START DATA FOR THE TASK
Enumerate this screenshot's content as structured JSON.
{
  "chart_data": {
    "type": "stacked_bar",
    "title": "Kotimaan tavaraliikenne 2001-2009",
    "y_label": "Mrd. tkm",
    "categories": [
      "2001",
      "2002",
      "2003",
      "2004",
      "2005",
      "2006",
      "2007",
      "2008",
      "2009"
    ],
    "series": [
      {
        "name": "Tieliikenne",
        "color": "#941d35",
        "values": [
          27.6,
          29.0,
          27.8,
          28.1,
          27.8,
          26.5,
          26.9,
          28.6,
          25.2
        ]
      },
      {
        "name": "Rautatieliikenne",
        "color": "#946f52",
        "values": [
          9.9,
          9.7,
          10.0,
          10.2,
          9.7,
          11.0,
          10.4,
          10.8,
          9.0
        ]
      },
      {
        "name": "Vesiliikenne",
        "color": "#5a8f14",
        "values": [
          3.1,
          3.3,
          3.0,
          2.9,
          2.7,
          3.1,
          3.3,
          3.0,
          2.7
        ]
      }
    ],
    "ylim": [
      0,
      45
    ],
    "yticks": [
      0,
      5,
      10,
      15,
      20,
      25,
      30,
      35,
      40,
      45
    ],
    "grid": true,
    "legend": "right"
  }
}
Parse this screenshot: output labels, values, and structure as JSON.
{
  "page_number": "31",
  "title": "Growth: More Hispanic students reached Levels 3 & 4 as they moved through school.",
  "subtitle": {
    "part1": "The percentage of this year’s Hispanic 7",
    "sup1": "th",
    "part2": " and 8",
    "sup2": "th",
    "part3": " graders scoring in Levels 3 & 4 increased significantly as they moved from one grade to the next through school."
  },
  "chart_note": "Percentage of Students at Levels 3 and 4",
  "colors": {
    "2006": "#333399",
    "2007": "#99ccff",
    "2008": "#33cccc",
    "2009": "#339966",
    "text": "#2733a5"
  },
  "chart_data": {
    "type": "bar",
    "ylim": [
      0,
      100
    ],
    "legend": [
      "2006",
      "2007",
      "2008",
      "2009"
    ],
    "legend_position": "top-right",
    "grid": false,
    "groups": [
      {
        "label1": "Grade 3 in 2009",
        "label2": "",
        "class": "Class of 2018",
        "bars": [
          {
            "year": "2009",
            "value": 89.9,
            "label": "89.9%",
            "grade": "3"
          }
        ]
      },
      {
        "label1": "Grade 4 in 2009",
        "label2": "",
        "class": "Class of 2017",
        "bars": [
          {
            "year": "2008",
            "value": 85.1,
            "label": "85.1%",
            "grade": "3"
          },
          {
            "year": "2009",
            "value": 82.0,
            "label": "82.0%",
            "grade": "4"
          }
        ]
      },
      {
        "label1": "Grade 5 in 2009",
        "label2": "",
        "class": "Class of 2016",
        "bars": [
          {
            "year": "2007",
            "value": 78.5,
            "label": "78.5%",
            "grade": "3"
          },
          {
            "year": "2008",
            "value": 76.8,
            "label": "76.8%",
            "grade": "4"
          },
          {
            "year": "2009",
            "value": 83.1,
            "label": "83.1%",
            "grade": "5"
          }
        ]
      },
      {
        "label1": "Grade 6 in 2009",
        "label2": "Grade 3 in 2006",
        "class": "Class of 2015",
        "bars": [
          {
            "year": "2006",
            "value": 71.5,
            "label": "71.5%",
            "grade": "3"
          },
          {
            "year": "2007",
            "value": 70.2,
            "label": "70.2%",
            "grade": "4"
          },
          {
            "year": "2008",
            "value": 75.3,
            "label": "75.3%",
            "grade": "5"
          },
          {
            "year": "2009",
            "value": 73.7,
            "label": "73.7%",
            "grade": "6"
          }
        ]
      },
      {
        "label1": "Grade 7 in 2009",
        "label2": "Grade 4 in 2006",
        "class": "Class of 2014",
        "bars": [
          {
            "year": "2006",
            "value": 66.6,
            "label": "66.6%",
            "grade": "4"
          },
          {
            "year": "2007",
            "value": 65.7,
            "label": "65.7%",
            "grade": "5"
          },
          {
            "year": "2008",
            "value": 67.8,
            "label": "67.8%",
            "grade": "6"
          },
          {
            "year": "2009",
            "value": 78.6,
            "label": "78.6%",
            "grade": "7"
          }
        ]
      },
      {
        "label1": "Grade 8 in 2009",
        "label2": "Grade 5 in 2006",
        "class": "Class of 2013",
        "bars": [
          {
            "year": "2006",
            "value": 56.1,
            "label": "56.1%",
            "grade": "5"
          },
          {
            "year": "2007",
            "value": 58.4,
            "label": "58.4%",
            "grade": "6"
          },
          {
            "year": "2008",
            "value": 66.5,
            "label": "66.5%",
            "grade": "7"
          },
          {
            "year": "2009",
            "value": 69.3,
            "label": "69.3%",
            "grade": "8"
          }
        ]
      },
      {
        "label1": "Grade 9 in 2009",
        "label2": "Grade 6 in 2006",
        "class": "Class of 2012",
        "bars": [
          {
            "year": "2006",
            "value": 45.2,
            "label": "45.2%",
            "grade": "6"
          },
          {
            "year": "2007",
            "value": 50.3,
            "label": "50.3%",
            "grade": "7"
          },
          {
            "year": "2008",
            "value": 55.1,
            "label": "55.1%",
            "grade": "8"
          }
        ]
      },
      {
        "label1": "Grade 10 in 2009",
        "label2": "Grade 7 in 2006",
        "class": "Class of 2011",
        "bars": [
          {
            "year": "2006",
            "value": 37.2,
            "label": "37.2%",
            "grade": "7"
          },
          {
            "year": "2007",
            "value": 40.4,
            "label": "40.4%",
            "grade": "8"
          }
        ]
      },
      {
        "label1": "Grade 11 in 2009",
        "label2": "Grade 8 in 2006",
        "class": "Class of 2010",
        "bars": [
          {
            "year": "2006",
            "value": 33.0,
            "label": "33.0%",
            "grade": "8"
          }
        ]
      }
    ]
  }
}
END DATA FOR THE TASK
Identify each line of the material where the word "Class" shows up, and copy it.

        "class": "Class of 2018",
        "class": "Class of 2017",
        "class": "Class of 2016",
        "class": "Class of 2015",
        "class": "Class of 2014",
        "class": "Class of 2013",
        "class": "Class of 2012",
        "class": "Class of 2011",
        "class": "Class of 2010",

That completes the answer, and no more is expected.